REQUEST: Wherever "mean" appears in a line, list that line.

PROVIDED RECORDS:
-------------------------

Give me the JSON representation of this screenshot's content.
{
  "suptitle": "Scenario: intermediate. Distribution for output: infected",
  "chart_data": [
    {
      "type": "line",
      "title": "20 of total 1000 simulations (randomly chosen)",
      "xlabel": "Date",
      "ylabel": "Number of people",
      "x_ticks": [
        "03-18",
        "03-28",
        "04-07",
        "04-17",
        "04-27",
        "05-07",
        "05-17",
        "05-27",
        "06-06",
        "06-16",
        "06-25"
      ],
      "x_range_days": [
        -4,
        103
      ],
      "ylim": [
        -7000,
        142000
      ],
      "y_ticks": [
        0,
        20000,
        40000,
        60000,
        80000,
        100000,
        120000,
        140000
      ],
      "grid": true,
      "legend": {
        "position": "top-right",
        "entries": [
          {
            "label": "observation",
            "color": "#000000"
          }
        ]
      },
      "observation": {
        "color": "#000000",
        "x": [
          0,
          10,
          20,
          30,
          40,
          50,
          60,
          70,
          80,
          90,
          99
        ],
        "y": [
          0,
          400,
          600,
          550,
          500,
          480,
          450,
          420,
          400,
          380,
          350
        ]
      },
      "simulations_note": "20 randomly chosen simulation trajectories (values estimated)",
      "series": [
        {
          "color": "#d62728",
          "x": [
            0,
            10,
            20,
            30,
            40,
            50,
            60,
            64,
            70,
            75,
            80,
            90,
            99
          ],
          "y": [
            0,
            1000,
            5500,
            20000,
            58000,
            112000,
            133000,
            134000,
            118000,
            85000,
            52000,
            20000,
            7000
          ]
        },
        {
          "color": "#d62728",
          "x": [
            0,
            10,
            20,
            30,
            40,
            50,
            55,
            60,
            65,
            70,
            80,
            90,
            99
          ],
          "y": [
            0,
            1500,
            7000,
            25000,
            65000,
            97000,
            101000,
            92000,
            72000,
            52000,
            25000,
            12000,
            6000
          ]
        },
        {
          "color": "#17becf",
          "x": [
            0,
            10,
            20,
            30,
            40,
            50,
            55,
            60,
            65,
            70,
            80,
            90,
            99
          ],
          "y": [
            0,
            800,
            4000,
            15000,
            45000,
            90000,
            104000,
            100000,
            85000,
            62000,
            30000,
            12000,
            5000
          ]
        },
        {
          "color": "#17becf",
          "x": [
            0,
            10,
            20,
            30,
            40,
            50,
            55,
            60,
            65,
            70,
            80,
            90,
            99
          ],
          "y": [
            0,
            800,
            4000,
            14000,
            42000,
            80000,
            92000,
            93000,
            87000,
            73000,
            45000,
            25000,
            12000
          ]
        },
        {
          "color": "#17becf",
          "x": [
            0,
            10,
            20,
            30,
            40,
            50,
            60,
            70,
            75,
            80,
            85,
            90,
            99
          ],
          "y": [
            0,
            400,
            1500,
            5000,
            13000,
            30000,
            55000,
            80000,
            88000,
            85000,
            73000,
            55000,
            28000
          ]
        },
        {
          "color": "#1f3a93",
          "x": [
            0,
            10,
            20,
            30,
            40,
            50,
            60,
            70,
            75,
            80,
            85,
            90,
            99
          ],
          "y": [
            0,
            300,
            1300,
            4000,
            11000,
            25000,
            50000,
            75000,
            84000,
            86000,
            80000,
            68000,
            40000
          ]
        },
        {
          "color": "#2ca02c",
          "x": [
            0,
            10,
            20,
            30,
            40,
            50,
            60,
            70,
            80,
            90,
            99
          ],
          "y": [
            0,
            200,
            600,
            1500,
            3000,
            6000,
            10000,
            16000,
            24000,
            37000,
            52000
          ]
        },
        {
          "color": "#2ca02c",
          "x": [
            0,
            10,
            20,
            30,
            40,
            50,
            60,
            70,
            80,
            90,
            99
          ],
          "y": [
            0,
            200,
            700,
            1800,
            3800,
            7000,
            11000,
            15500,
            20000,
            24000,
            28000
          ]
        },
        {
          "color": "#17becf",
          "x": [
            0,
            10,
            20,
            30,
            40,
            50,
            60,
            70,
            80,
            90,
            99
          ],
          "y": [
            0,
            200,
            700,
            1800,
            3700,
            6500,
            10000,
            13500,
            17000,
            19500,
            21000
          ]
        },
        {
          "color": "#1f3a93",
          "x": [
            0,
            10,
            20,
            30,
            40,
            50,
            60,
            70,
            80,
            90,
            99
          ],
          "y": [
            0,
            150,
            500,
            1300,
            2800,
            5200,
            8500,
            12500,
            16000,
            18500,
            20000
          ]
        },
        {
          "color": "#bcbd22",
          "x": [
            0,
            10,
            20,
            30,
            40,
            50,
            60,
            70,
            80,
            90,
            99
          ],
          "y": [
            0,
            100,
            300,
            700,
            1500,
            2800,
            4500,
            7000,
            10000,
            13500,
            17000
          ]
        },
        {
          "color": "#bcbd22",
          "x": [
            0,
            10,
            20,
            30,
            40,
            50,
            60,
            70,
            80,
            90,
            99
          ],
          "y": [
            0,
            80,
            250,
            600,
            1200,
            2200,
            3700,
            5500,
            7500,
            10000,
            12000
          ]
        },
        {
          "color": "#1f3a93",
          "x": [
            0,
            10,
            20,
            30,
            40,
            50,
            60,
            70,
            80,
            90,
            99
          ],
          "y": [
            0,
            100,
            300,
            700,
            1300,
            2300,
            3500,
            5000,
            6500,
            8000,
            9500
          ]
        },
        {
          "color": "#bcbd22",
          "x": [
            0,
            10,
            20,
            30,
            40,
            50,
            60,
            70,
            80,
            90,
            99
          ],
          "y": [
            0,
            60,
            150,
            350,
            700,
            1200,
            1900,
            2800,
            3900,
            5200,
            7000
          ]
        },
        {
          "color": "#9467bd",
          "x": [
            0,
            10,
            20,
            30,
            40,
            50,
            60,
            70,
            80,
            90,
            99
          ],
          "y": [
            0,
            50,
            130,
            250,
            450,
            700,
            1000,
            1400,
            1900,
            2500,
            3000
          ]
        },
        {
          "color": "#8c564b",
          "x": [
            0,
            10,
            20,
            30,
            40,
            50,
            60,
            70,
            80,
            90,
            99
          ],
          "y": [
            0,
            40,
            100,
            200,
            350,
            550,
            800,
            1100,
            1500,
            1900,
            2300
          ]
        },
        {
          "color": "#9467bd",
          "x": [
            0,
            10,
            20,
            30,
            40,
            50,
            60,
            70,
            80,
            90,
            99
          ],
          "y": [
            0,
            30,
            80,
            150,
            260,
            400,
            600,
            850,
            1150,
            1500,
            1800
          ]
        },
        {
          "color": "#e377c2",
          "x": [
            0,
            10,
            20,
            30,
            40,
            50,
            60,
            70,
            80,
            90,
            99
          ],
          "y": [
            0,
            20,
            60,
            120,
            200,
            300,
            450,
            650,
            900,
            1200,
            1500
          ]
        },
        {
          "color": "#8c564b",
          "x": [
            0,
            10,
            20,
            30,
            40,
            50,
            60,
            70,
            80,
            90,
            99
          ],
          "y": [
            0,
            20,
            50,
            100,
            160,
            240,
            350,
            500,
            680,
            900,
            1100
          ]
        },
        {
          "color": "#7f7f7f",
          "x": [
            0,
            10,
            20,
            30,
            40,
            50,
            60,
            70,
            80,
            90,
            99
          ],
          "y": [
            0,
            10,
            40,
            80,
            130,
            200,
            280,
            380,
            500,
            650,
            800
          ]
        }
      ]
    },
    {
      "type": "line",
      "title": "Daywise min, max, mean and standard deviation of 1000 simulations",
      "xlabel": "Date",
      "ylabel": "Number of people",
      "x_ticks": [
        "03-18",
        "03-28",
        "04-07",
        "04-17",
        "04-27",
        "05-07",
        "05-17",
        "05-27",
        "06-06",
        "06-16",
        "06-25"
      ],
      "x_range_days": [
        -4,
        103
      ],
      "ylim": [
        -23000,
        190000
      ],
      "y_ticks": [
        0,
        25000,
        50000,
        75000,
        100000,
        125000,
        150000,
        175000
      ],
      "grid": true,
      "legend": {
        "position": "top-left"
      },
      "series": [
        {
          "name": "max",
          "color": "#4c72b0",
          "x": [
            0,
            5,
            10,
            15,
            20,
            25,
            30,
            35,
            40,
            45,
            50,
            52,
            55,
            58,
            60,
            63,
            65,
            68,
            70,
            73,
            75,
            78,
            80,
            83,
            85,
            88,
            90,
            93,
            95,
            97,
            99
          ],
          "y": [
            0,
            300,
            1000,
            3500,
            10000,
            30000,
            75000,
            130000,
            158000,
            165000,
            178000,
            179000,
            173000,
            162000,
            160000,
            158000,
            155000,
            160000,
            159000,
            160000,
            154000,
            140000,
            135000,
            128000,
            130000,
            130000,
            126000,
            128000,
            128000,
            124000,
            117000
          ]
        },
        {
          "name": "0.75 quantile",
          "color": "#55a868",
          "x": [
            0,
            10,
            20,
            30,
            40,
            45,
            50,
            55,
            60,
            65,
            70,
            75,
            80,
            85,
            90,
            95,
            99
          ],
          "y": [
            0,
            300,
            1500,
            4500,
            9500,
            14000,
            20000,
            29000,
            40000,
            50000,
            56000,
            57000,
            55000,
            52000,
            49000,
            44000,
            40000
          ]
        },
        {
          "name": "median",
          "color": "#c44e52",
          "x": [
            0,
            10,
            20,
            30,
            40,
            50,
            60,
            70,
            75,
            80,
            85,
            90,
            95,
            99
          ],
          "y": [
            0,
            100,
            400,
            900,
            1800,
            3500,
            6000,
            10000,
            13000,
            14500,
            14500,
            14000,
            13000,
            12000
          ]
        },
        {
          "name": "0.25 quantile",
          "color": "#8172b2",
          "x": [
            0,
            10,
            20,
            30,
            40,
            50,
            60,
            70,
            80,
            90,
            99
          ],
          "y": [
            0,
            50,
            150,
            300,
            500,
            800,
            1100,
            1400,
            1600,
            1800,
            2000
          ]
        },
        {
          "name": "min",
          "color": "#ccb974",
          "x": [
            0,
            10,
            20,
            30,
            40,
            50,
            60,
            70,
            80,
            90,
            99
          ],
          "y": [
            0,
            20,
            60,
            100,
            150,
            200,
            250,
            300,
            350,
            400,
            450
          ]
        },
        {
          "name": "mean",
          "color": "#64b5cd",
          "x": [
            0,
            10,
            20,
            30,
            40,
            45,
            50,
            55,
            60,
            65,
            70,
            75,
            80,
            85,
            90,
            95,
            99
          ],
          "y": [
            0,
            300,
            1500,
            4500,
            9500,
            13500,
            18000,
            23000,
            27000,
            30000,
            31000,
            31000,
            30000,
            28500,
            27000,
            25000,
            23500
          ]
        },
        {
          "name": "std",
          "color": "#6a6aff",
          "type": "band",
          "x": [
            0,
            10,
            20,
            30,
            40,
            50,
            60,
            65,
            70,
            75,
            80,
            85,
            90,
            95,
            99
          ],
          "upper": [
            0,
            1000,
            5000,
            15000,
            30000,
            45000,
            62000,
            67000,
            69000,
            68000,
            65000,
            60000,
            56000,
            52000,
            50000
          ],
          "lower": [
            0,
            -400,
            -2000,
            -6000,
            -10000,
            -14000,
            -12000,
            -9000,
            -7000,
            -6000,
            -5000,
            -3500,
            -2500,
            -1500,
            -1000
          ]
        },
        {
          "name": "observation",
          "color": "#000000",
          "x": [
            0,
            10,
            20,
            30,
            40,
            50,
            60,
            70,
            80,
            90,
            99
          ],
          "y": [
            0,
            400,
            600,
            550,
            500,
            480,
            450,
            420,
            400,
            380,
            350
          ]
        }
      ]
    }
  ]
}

-------------------------

ANSWER:
      "title": "Daywise min, max, mean and standard deviation of 1000 simulations",
          "name": "mean",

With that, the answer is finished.